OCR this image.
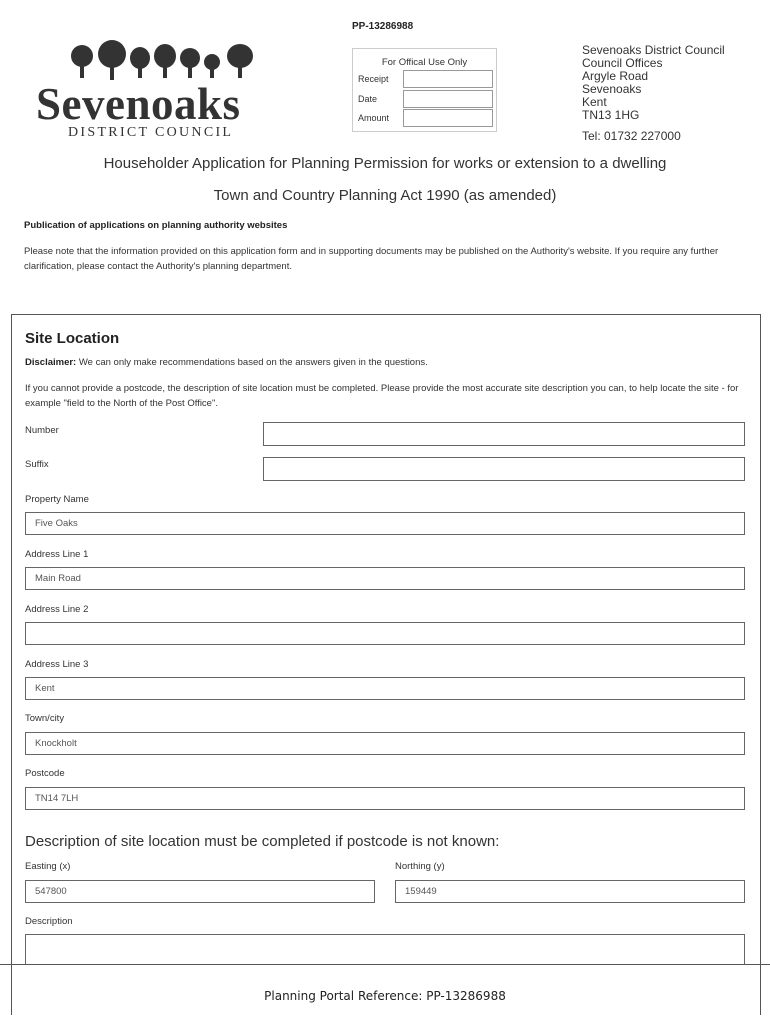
PP-13286988
Sevenoaks
DISTRICT COUNCIL
For Offical Use Only
Receipt
Date
Amount
Sevenoaks District Council
Council Offices
Argyle Road
Sevenoaks
Kent
TN13 1HG
Tel: 01732 227000
Householder Application for Planning Permission for works or extension to a dwelling
Town and Country Planning Act 1990 (as amended)
Publication of applications on planning authority websites
Please note that the information provided on this application form and in supporting documents may be published on the Authority's website. If you require any further clarification, please contact the Authority's planning department.
Site Location
Disclaimer: We can only make recommendations based on the answers given in the questions.
If you cannot provide a postcode, the description of site location must be completed. Please provide the most accurate site description you can, to help locate the site - for example "field to the North of the Post Office".
Number
Suffix
Property Name
Five Oaks
Address Line 1
Main Road
Address Line 2
Address Line 3
Kent
Town/city
Knockholt
Postcode
TN14 7LH
Description of site location must be completed if postcode is not known:
Easting (x)
547800
Northing (y)
159449
Description
Planning Portal Reference: PP-13286988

* [GIVEN EXERCISE] Quote the material word for word, dropping any images it holds.

* [SOLUTION]
OCR this image.
PP-13286988
Sevenoaks
DISTRICT COUNCIL
For Offical Use Only
Receipt
Date
Amount
Sevenoaks District Council
Council Offices
Argyle Road
Sevenoaks
Kent
TN13 1HG
Tel: 01732 227000
Householder Application for Planning Permission for works or extension to a dwelling
Town and Country Planning Act 1990 (as amended)
Publication of applications on planning authority websites
Please note that the information provided on this application form and in supporting documents may be published on the Authority's website. If you require any further clarification, please contact the Authority's planning department.
Site Location
Disclaimer: We can only make recommendations based on the answers given in the questions.
If you cannot provide a postcode, the description of site location must be completed. Please provide the most accurate site description you can, to help locate the site - for example "field to the North of the Post Office".
Number
Suffix
Property Name
Five Oaks
Address Line 1
Main Road
Address Line 2
Address Line 3
Kent
Town/city
Knockholt
Postcode
TN14 7LH
Description of site location must be completed if postcode is not known:
Easting (x)
547800
Northing (y)
159449
Description
Planning Portal Reference: PP-13286988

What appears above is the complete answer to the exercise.